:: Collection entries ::
# # # # #
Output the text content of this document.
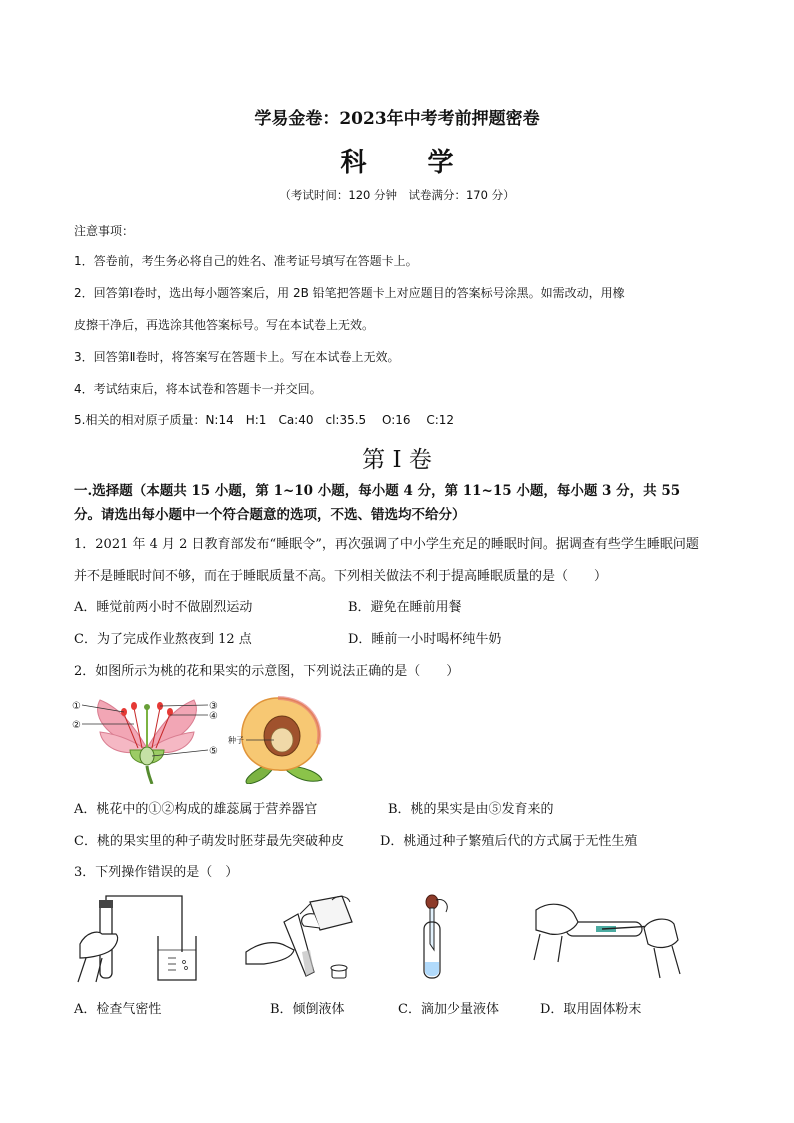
学易金卷：2023年中考考前押题密卷
科 学
（考试时间：120 分钟　试卷满分：170 分）
注意事项：
1．答卷前，考生务必将自己的姓名、准考证号填写在答题卡上。
2．回答第Ⅰ卷时，选出每小题答案后，用 2B 铅笔把答题卡上对应题目的答案标号涂黑。如需改动，用橡
皮擦干净后，再选涂其他答案标号。写在本试卷上无效。
3．回答第Ⅱ卷时，将答案写在答题卡上。写在本试卷上无效。
4．考试结束后，将本试卷和答题卡一并交回。
5.相关的相对原子质量：N:14　H:1　Ca:40　cl:35.5　 O:16　 C:12
第 I 卷
一.选择题（本题共 15 小题，第 1~10 小题，每小题 4 分，第 11~15 小题，每小题 3 分，共 55
分。请选出每小题中一个符合题意的选项，不选、错选均不给分）
1．2021 年 4 月 2 日教育部发布“睡眠令”，再次强调了中小学生充足的睡眠时间。据调查有些学生睡眠问题
并不是睡眠时间不够，而在于睡眠质量不高。下列相关做法不利于提高睡眠质量的是（　　）
A．睡觉前两小时不做剧烈运动	B．避免在睡前用餐
C．为了完成作业熬夜到 12 点	D．睡前一小时喝杯纯牛奶
2．如图所示为桃的花和果实的示意图，下列说法正确的是（　　）
①
②
③
④
⑤
种子
A．桃花中的①②构成的雄蕊属于营养器官	B．桃的果实是由⑤发育来的
C．桃的果实里的种子萌发时胚芽最先突破种皮	D．桃通过种子繁殖后代的方式属于无性生殖
3．下列操作错误的是（　）
A．检查气密性	B．倾倒液体	C．滴加少量液体	D．取用固体粉末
# # # # #
:: DESCRIPTION OF THE TASK ::
Quote each line of the listing exactly, but leave the pictures out.

:: SOLUTION TO THE EXERCISE ::
Output the text content of this document.
学易金卷：2023年中考考前押题密卷
科 学
（考试时间：120 分钟　试卷满分：170 分）
注意事项：
1．答卷前，考生务必将自己的姓名、准考证号填写在答题卡上。
2．回答第Ⅰ卷时，选出每小题答案后，用 2B 铅笔把答题卡上对应题目的答案标号涂黑。如需改动，用橡
皮擦干净后，再选涂其他答案标号。写在本试卷上无效。
3．回答第Ⅱ卷时，将答案写在答题卡上。写在本试卷上无效。
4．考试结束后，将本试卷和答题卡一并交回。
5.相关的相对原子质量：N:14　H:1　Ca:40　cl:35.5　 O:16　 C:12
第 I 卷
一.选择题（本题共 15 小题，第 1~10 小题，每小题 4 分，第 11~15 小题，每小题 3 分，共 55
分。请选出每小题中一个符合题意的选项，不选、错选均不给分）
1．2021 年 4 月 2 日教育部发布“睡眠令”，再次强调了中小学生充足的睡眠时间。据调查有些学生睡眠问题
并不是睡眠时间不够，而在于睡眠质量不高。下列相关做法不利于提高睡眠质量的是（　　）
A．睡觉前两小时不做剧烈运动	B．避免在睡前用餐
C．为了完成作业熬夜到 12 点	D．睡前一小时喝杯纯牛奶
2．如图所示为桃的花和果实的示意图，下列说法正确的是（　　）
①
②
③
④
⑤
种子
A．桃花中的①②构成的雄蕊属于营养器官	B．桃的果实是由⑤发育来的
C．桃的果实里的种子萌发时胚芽最先突破种皮	D．桃通过种子繁殖后代的方式属于无性生殖
3．下列操作错误的是（　）
A．检查气密性	B．倾倒液体	C．滴加少量液体	D．取用固体粉末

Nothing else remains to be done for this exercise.